Collect all lines from the records below that include the word "معاوية".

-- START Material to process --

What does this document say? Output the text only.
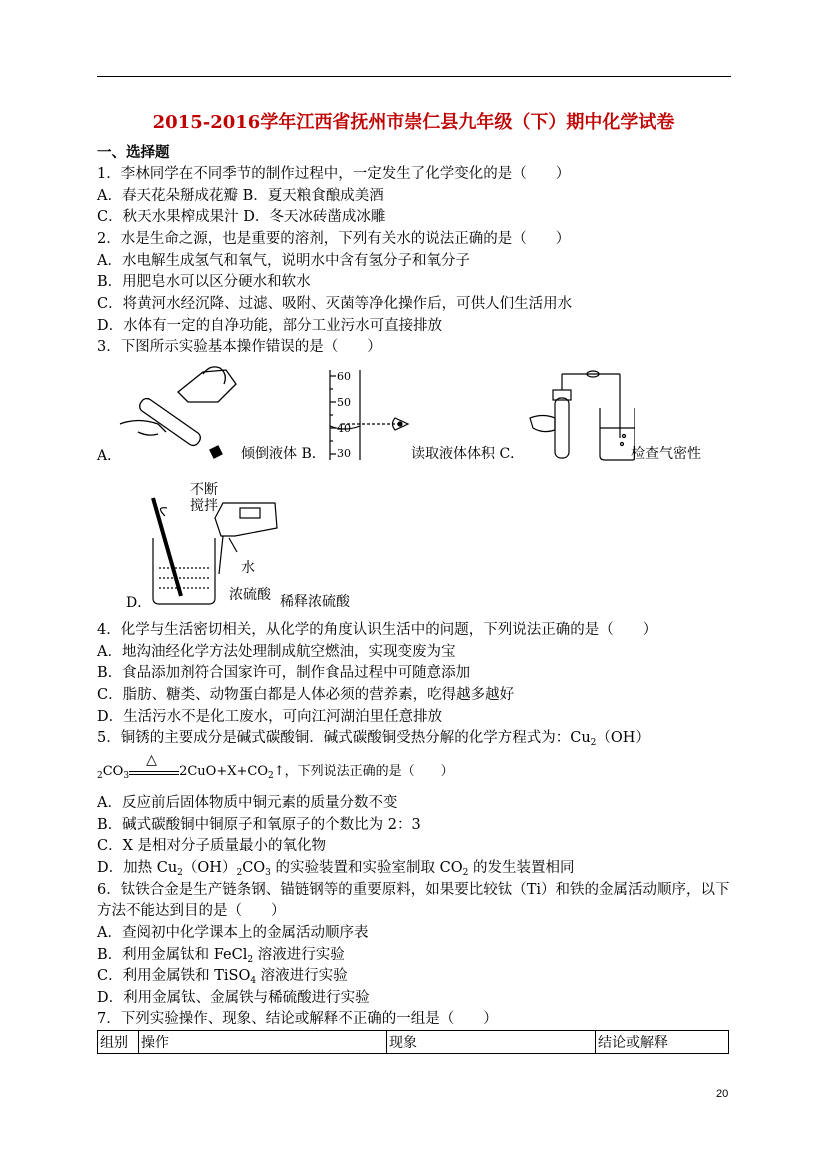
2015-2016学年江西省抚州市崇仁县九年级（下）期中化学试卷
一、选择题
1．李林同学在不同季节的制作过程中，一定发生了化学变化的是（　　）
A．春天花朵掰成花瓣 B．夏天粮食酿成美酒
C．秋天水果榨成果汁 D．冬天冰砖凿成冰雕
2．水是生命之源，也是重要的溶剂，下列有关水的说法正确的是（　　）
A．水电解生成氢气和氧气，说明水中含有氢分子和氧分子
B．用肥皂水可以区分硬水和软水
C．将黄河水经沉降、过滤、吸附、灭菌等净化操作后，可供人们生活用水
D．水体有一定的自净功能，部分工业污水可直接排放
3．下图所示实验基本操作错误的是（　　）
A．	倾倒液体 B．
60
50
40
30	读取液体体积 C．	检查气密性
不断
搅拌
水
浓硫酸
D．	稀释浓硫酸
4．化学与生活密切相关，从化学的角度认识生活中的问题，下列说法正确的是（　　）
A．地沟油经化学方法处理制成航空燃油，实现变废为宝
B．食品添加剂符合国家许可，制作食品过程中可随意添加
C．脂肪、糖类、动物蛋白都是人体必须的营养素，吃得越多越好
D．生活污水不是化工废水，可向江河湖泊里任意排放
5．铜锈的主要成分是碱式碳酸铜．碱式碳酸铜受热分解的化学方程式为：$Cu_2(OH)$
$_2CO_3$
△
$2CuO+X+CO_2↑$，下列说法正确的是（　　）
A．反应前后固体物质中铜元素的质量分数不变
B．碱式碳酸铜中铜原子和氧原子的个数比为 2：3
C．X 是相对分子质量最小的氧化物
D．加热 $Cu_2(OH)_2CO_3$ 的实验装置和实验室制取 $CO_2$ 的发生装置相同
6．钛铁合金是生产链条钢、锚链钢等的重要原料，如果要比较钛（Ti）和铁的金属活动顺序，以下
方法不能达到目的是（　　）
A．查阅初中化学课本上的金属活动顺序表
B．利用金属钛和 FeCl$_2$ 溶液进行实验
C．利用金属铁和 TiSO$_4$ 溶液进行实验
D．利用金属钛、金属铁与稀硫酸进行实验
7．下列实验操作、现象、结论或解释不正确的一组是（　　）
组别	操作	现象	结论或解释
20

-- END Material to process --
-- START Material to process --

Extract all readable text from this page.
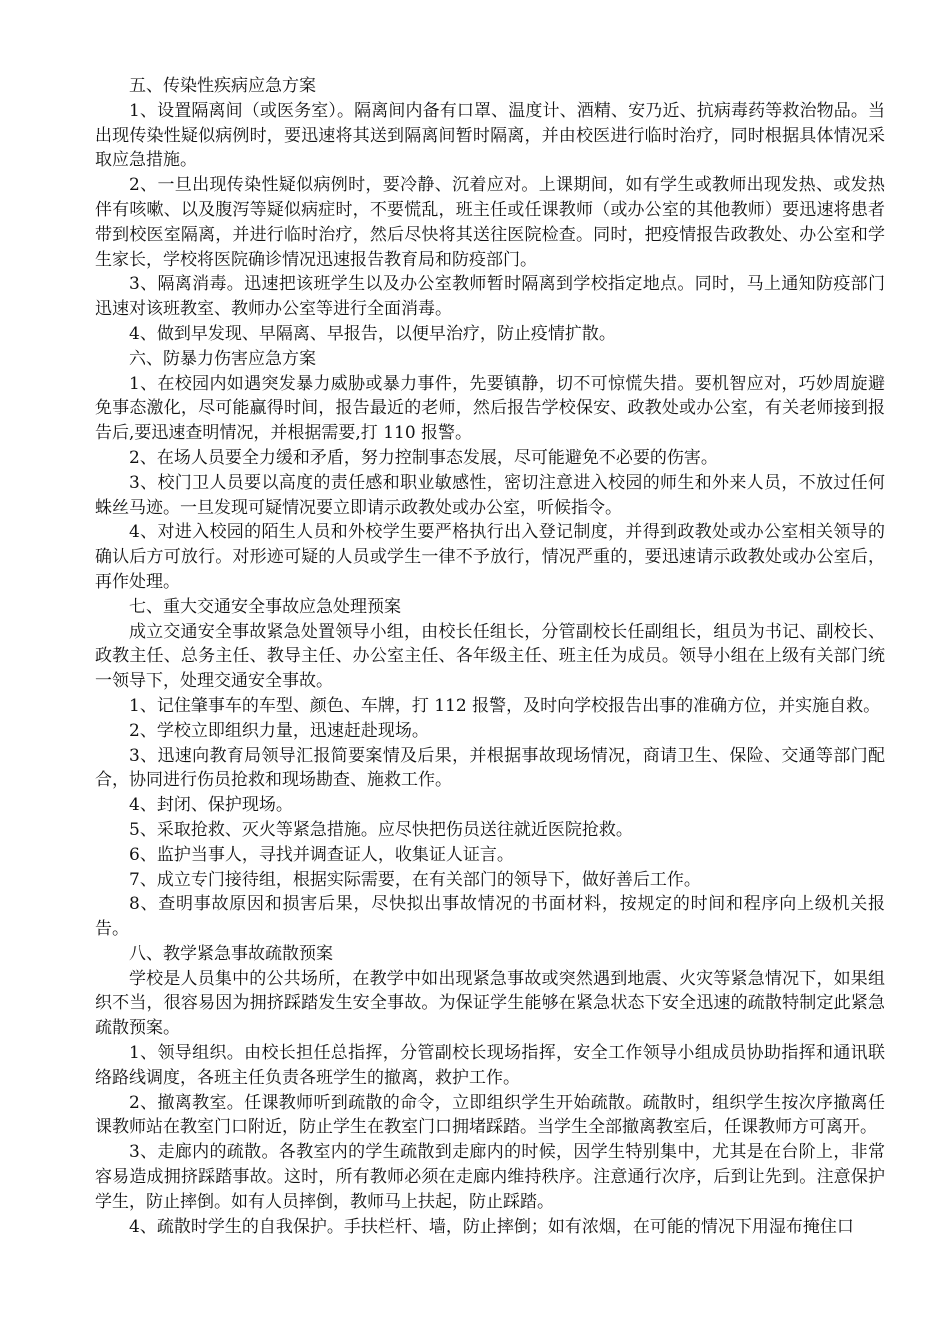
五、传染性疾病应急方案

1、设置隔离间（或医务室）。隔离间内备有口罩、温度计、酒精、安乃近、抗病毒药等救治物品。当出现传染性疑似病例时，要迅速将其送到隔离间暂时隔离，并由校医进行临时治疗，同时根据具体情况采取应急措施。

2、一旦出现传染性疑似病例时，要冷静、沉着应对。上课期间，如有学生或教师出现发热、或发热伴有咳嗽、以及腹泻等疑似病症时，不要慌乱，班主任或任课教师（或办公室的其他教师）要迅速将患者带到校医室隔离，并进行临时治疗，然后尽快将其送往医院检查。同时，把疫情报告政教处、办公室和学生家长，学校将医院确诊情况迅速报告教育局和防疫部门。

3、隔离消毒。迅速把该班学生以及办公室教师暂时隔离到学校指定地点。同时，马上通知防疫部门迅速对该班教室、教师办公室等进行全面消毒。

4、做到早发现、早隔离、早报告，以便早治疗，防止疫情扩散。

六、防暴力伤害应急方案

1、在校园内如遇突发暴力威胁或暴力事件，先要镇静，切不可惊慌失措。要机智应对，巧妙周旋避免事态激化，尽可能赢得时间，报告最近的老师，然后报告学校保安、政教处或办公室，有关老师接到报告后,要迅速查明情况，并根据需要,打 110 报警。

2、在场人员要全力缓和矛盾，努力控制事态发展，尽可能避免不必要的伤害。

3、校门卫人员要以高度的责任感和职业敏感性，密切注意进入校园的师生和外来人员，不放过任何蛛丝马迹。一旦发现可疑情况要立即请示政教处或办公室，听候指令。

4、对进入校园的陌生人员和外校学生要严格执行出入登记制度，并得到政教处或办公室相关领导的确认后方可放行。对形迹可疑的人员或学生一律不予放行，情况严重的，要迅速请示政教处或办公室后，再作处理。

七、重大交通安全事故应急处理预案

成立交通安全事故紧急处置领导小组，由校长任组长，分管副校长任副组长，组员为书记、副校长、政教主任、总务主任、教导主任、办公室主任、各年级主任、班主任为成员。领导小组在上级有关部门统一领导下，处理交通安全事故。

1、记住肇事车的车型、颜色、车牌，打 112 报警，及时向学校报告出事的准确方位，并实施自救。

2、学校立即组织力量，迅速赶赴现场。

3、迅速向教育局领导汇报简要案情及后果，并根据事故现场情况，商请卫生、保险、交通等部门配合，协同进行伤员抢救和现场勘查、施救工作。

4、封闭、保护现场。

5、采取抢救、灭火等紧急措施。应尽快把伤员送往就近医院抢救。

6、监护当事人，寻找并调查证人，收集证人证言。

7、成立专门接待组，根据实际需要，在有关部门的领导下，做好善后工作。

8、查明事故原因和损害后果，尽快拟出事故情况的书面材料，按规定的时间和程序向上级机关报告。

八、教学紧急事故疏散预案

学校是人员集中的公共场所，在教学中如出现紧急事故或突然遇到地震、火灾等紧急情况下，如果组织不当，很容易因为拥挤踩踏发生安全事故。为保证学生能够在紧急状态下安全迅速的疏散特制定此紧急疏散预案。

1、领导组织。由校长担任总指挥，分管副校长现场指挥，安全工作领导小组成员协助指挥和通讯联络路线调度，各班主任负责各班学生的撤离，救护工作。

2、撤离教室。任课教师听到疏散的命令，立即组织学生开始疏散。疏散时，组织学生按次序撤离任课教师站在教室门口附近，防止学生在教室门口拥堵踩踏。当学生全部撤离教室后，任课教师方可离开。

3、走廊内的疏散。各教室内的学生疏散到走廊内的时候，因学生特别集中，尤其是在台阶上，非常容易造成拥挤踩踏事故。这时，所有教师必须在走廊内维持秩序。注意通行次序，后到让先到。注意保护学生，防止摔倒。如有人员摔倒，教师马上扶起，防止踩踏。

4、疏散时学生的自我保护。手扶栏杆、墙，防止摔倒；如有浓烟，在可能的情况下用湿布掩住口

-- END Material to process --
-- START Material to process --

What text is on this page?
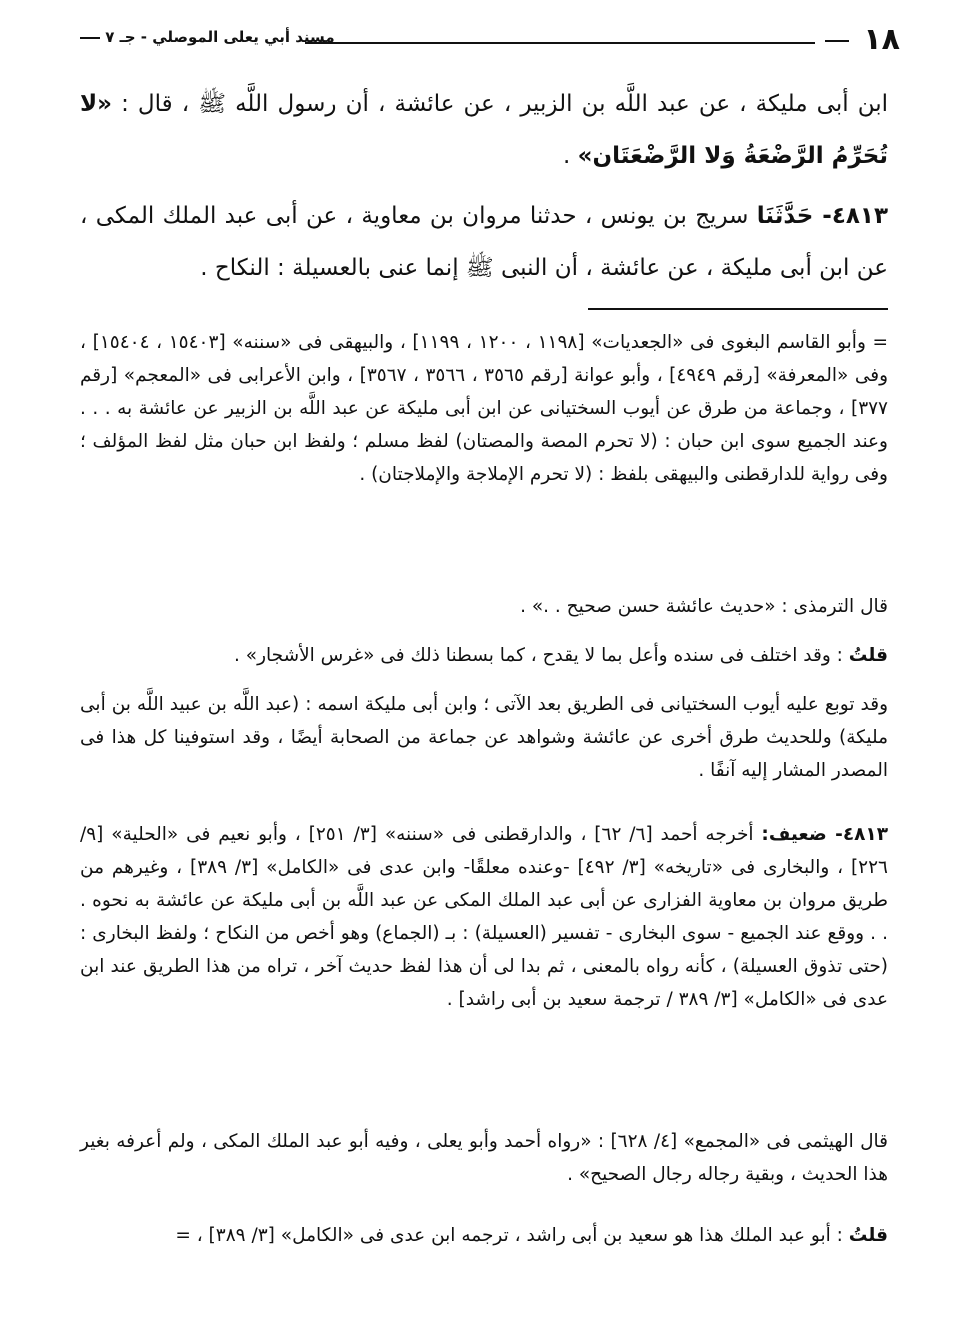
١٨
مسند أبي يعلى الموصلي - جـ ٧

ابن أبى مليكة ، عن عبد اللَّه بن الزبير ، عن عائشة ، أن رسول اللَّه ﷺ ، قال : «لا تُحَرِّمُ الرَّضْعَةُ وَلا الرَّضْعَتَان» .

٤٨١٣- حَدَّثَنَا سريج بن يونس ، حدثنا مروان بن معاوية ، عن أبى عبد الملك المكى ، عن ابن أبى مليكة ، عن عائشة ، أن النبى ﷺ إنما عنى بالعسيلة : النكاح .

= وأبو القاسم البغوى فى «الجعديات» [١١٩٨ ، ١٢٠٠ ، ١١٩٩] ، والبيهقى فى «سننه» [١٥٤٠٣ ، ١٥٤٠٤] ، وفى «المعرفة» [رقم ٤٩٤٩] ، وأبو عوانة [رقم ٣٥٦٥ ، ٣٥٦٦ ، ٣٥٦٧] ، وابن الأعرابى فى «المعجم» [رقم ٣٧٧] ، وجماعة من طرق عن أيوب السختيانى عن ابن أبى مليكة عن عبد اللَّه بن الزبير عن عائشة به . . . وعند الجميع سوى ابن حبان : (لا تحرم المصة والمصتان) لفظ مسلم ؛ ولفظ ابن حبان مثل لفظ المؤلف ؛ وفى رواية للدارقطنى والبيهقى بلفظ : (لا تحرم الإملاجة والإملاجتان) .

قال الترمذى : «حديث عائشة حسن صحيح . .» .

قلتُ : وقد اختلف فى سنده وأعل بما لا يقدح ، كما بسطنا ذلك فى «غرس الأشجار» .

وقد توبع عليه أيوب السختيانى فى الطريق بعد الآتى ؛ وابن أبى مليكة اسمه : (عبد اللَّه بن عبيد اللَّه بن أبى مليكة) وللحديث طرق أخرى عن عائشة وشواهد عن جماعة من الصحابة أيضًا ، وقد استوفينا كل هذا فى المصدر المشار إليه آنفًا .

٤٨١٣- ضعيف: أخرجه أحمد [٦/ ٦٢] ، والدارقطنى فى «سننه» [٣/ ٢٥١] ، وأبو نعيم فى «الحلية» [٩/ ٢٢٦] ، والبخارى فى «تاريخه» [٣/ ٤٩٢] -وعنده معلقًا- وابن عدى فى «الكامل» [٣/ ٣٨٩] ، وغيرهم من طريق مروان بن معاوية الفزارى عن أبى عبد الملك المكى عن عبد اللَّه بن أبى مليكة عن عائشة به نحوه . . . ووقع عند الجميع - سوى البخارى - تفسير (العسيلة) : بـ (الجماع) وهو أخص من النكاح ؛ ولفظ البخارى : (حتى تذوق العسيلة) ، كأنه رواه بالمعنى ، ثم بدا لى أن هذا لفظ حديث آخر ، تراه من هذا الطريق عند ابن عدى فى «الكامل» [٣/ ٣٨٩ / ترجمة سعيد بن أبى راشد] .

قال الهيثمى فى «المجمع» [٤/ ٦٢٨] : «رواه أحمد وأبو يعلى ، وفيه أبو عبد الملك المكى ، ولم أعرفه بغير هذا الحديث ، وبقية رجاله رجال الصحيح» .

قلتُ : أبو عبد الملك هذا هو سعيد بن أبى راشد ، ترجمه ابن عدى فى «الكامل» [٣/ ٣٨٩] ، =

-- END Material to process --

### Answer to the problem
٤٨١٣- حَدَّثَنَا سريج بن يونس ، حدثنا مروان بن معاوية ، عن أبى عبد الملك المكى ، عن ابن أبى مليكة ، عن عائشة ، أن النبى ﷺ إنما عنى بالعسيلة : النكاح .
٤٨١٣- ضعيف: أخرجه أحمد [٦/ ٦٢] ، والدارقطنى فى «سننه» [٣/ ٢٥١] ، وأبو نعيم فى «الحلية» [٩/ ٢٢٦] ، والبخارى فى «تاريخه» [٣/ ٤٩٢] -وعنده معلقًا- وابن عدى فى «الكامل» [٣/ ٣٨٩] ، وغيرهم من طريق مروان بن معاوية الفزارى عن أبى عبد الملك المكى عن عبد اللَّه بن أبى مليكة عن عائشة به نحوه . . . ووقع عند الجميع - سوى البخارى - تفسير (العسيلة) : بـ (الجماع) وهو أخص من النكاح ؛ ولفظ البخارى : (حتى تذوق العسيلة) ، كأنه رواه بالمعنى ، ثم بدا لى أن هذا لفظ حديث آخر ، تراه من هذا الطريق عند ابن عدى فى «الكامل» [٣/ ٣٨٩ / ترجمة سعيد بن أبى راشد] .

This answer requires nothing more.